**Challenge:** Identify every line containing the word "name" and reproduce each one.

**Extracted records:**
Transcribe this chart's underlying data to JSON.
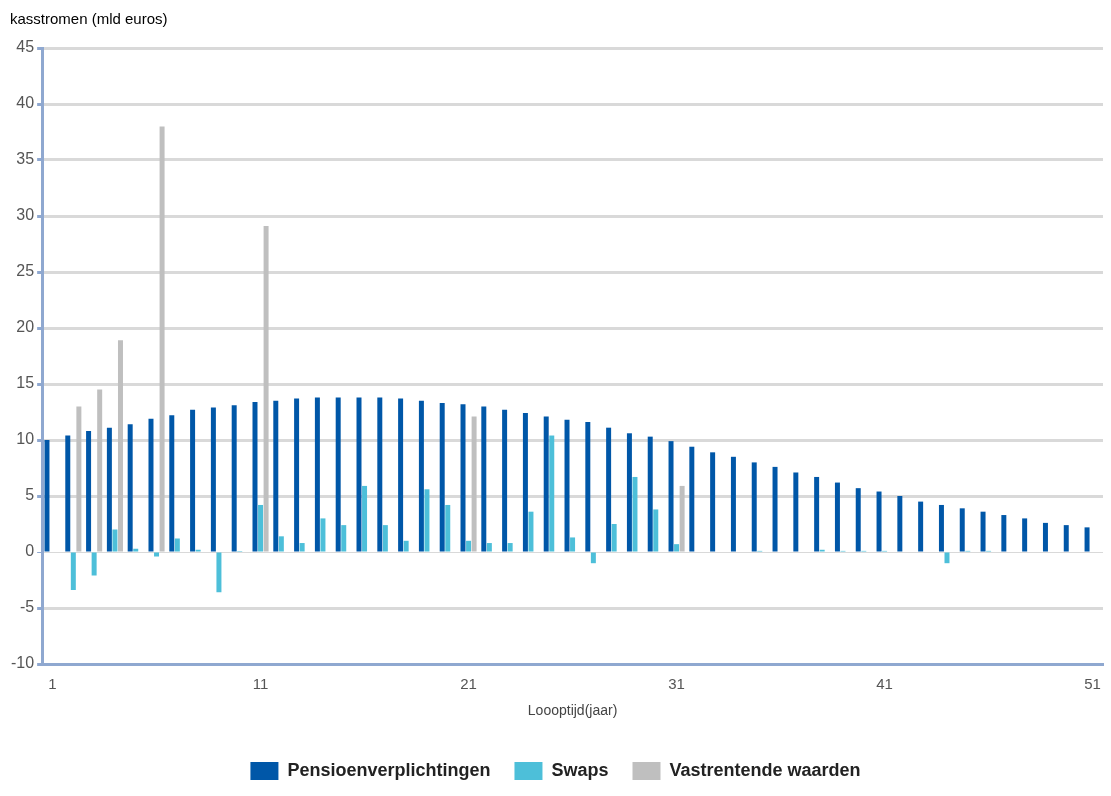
{
  "chart_data": {
    "type": "bar",
    "ylabel": "kasstromen (mld euros)",
    "xlabel": "Loooptijd(jaar)",
    "categories": [
      "1",
      null,
      null,
      null,
      null,
      null,
      null,
      null,
      null,
      null,
      "11",
      null,
      null,
      null,
      null,
      null,
      null,
      null,
      null,
      null,
      "21",
      null,
      null,
      null,
      null,
      null,
      null,
      null,
      null,
      null,
      "31",
      null,
      null,
      null,
      null,
      null,
      null,
      null,
      null,
      null,
      "41",
      null,
      null,
      null,
      null,
      null,
      null,
      null,
      null,
      null,
      "51"
    ],
    "series": [
      {
        "name": "Pensioenverplichtingen",
        "color": "#0057a8",
        "values": [
          10.0,
          10.4,
          10.8,
          11.1,
          11.4,
          11.9,
          12.2,
          12.7,
          12.9,
          13.1,
          13.4,
          13.5,
          13.7,
          13.8,
          13.8,
          13.8,
          13.8,
          13.7,
          13.5,
          13.3,
          13.2,
          13.0,
          12.7,
          12.4,
          12.1,
          11.8,
          11.6,
          11.1,
          10.6,
          10.3,
          9.9,
          9.4,
          8.9,
          8.5,
          8.0,
          7.6,
          7.1,
          6.7,
          6.2,
          5.7,
          5.4,
          5.0,
          4.5,
          4.2,
          3.9,
          3.6,
          3.3,
          3.0,
          2.6,
          2.4,
          2.2
        ]
      },
      {
        "name": "Swaps",
        "color": "#4dbfd9",
        "values": [
          0,
          -3.4,
          -2.1,
          2.0,
          0.3,
          -0.4,
          1.2,
          0.2,
          -3.6,
          0.1,
          4.2,
          1.4,
          0.8,
          3.0,
          2.4,
          5.9,
          2.4,
          1.0,
          5.6,
          4.2,
          1.0,
          0.8,
          0.8,
          3.6,
          10.4,
          1.3,
          -1.0,
          2.5,
          6.7,
          3.8,
          0.7,
          0,
          0,
          0,
          0.1,
          0,
          0,
          0.2,
          0.1,
          0.1,
          0.1,
          0,
          0,
          -1.0,
          0.1,
          0.1,
          0,
          0,
          0,
          0,
          0
        ]
      },
      {
        "name": "Vastrentende waarden",
        "color": "#bfbfbf",
        "values": [
          0,
          13.0,
          14.5,
          18.9,
          0,
          38.0,
          0,
          0,
          0,
          0,
          29.1,
          0,
          0,
          0,
          0,
          0,
          0,
          0,
          0,
          0,
          12.1,
          0,
          0,
          0,
          0,
          0,
          0,
          0,
          0,
          0,
          5.9,
          0,
          0,
          0,
          0,
          0,
          0,
          0,
          0,
          0,
          0,
          0,
          0,
          0,
          0,
          0,
          0,
          0,
          0,
          0,
          0
        ]
      }
    ],
    "ylim": [
      -10,
      45
    ],
    "yticks": [
      -10,
      -5,
      0,
      5,
      10,
      15,
      20,
      25,
      30,
      35,
      40,
      45
    ],
    "grid": "y",
    "legend": "bottom"
  }
}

**Answer:**
        "name": "Pensioenverplichtingen",
        "name": "Swaps",
        "name": "Vastrentende waarden",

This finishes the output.